» Data extracted from a collection
· · · ·

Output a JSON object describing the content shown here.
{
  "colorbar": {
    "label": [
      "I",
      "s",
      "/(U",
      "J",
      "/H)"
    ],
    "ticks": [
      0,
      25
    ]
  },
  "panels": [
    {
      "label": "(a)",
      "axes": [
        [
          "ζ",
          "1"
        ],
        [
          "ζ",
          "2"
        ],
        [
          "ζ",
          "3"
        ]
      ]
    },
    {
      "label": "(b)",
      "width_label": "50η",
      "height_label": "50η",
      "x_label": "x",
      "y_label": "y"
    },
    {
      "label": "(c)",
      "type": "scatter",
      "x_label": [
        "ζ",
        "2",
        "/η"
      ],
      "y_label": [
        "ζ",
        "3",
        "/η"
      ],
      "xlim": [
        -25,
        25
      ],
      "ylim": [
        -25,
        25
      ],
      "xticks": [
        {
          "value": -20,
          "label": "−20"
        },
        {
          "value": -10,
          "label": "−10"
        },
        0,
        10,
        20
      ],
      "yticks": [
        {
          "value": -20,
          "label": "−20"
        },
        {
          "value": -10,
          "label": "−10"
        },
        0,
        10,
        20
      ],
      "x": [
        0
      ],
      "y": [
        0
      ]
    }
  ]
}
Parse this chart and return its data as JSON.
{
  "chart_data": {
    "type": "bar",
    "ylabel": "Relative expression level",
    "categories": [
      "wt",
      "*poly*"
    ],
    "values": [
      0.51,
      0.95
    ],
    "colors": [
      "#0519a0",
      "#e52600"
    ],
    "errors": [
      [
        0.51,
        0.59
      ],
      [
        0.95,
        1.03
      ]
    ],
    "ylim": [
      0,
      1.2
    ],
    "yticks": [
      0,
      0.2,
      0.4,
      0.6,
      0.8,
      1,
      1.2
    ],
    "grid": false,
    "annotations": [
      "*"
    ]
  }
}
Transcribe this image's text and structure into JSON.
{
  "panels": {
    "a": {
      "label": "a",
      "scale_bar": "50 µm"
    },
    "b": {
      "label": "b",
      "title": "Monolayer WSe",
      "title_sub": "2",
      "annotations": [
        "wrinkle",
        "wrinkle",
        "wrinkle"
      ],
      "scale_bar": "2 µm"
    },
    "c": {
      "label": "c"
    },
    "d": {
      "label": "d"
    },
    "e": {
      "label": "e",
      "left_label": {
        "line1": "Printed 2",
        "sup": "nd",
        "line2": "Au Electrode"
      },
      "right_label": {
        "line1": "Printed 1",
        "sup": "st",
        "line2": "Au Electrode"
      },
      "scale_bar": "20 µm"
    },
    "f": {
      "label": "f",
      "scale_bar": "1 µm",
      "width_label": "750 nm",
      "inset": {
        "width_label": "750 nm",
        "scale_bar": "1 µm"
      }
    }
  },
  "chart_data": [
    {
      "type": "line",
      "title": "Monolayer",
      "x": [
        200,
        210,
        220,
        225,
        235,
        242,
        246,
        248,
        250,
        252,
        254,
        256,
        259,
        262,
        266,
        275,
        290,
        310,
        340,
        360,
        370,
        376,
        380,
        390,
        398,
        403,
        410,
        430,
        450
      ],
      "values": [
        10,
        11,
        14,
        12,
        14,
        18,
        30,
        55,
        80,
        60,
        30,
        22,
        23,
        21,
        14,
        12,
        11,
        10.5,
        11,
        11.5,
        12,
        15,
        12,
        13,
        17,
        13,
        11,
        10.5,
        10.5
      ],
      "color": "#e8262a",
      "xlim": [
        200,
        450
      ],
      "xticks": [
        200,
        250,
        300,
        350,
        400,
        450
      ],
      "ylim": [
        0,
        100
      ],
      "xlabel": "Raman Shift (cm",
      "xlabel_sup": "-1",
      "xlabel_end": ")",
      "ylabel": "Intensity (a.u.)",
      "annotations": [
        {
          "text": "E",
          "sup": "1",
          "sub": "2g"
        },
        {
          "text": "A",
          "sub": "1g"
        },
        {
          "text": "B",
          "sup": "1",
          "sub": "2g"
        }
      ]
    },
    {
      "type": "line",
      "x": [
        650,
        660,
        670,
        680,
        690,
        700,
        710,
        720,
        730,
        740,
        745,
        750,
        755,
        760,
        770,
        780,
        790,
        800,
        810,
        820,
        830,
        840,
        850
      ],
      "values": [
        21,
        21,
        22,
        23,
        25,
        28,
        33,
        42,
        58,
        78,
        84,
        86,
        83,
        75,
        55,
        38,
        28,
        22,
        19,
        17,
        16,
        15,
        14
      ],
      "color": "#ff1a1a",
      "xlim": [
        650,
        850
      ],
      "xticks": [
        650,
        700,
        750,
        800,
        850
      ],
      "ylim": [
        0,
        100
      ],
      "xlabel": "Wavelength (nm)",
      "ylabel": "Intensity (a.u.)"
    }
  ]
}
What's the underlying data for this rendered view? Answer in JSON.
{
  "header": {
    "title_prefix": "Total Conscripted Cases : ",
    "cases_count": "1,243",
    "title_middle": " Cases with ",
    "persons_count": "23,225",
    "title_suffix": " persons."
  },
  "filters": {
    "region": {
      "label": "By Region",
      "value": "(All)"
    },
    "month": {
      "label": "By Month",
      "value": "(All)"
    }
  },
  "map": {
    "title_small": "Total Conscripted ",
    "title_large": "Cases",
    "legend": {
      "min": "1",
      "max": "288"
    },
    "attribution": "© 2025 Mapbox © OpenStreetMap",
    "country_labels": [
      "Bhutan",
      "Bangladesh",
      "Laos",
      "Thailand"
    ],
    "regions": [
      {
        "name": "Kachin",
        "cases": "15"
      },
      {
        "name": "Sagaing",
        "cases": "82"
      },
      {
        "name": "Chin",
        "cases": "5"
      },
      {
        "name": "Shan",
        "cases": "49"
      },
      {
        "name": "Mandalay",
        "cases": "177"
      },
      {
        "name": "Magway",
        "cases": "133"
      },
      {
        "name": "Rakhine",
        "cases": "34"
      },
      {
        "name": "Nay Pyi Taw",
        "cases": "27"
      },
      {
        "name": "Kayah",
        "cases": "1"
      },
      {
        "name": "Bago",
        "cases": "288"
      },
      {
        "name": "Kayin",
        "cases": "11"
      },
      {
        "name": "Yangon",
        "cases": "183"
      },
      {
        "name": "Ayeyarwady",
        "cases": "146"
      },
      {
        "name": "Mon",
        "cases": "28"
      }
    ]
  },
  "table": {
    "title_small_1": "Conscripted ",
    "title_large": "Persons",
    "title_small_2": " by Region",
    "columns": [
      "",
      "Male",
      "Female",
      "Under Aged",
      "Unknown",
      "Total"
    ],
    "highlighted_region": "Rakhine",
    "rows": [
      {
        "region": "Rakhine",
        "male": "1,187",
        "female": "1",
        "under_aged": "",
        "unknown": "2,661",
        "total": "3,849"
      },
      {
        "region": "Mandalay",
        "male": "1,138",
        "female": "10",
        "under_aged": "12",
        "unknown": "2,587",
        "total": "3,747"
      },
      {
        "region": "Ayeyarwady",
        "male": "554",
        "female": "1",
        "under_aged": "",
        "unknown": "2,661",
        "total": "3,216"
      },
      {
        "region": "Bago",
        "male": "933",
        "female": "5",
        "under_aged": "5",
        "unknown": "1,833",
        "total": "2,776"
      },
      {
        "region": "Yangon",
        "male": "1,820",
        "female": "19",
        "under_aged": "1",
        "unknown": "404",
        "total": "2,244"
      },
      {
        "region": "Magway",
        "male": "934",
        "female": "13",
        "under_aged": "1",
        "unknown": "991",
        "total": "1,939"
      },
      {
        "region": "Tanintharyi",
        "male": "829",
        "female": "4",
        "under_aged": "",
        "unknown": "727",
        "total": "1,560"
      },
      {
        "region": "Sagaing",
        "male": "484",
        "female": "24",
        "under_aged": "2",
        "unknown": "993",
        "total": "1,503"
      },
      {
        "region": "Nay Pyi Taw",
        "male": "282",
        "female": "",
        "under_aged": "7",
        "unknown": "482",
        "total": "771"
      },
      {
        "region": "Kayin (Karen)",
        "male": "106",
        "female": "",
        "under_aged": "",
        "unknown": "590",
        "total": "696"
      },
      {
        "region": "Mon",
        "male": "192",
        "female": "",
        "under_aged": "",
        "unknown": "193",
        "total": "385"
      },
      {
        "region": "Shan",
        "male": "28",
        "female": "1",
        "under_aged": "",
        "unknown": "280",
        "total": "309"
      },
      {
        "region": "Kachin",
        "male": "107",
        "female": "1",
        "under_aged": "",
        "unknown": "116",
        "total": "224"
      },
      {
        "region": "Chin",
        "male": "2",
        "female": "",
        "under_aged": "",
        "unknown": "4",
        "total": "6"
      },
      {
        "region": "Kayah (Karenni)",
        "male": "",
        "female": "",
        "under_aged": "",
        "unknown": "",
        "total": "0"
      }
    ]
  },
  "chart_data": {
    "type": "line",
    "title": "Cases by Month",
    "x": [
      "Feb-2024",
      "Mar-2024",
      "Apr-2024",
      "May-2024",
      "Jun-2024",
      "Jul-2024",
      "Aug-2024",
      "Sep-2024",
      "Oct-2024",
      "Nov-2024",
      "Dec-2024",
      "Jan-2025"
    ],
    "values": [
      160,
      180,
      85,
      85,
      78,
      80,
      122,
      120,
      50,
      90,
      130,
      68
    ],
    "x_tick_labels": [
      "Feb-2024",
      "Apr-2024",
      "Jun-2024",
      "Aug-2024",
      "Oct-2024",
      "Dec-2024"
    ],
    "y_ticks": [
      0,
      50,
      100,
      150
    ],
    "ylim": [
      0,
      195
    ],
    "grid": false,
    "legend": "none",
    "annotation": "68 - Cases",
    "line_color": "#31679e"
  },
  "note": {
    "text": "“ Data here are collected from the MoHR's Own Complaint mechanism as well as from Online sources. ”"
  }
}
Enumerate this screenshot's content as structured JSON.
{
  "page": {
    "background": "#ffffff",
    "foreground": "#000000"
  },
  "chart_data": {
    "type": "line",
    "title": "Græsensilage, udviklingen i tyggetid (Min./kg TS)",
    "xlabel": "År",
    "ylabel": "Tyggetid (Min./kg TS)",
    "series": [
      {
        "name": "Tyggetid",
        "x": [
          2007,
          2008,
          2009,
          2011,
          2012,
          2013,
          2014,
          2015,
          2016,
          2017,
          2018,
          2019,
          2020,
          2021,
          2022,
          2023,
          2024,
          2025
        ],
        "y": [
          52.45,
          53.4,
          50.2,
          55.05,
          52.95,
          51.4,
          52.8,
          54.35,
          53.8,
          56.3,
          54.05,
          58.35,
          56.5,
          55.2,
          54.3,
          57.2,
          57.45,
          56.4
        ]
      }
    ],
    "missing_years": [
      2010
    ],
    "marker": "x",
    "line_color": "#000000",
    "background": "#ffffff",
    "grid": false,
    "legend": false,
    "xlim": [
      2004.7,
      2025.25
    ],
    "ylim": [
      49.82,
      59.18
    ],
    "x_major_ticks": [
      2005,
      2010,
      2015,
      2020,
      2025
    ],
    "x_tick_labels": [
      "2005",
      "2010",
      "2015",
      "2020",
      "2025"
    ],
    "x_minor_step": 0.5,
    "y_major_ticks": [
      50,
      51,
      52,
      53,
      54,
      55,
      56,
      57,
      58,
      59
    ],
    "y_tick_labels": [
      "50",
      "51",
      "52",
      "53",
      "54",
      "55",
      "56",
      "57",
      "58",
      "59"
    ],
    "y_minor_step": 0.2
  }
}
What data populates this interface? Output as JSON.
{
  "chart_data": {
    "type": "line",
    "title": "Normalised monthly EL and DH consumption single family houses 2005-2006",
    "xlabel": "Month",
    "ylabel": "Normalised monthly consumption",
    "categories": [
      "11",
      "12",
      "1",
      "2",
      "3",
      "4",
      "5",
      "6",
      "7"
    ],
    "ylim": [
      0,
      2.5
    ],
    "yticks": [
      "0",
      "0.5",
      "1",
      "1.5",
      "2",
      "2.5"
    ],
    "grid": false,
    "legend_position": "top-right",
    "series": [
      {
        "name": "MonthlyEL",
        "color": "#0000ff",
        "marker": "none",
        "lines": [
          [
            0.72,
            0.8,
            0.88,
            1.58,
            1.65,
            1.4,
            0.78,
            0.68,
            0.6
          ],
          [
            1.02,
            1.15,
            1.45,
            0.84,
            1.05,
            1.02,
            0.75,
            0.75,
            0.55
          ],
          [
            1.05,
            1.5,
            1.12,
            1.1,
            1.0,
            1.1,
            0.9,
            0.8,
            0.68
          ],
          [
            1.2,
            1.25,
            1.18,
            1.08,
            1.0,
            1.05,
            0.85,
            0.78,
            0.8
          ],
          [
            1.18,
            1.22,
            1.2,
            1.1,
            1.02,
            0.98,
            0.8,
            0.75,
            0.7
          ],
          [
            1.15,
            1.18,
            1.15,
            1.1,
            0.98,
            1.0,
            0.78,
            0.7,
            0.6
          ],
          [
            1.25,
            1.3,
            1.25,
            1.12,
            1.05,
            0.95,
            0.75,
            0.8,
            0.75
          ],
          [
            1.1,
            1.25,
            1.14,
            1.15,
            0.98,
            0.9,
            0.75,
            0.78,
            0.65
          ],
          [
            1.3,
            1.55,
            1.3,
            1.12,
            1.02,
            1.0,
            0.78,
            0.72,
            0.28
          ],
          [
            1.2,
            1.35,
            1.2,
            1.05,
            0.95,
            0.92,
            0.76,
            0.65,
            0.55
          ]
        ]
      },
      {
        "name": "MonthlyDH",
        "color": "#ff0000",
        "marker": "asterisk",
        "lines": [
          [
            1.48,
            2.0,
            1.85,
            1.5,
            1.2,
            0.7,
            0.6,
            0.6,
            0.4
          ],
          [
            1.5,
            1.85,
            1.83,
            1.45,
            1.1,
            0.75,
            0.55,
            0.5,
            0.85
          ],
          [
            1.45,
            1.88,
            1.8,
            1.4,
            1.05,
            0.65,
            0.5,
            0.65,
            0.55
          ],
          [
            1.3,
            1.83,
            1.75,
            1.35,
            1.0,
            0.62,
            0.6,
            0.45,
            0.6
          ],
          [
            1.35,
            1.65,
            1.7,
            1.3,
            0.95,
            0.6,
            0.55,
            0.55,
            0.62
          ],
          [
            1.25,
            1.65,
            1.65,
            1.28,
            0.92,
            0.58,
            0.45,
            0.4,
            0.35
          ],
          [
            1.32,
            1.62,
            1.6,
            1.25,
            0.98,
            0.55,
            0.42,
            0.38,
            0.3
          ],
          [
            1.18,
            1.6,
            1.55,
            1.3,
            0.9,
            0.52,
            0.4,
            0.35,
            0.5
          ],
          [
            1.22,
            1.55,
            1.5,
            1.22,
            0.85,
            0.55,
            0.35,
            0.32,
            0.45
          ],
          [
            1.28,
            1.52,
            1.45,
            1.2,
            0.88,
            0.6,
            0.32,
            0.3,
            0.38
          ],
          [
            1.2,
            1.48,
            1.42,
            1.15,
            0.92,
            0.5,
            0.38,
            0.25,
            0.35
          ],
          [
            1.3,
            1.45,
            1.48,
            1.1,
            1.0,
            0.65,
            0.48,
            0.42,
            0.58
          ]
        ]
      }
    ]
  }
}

· · · ·

» Instructions for the task
Check each line of the records for the word "this", and show the lines that contain it.

» Reply to the task
Parse this chart and return its data as JSON.
Transcribe this image's text and structure into JSON.
What's the underlying data for this rendered view? Answer in JSON.
Enumerate this screenshot's content as structured JSON.
What data populates this interface? Output as JSON.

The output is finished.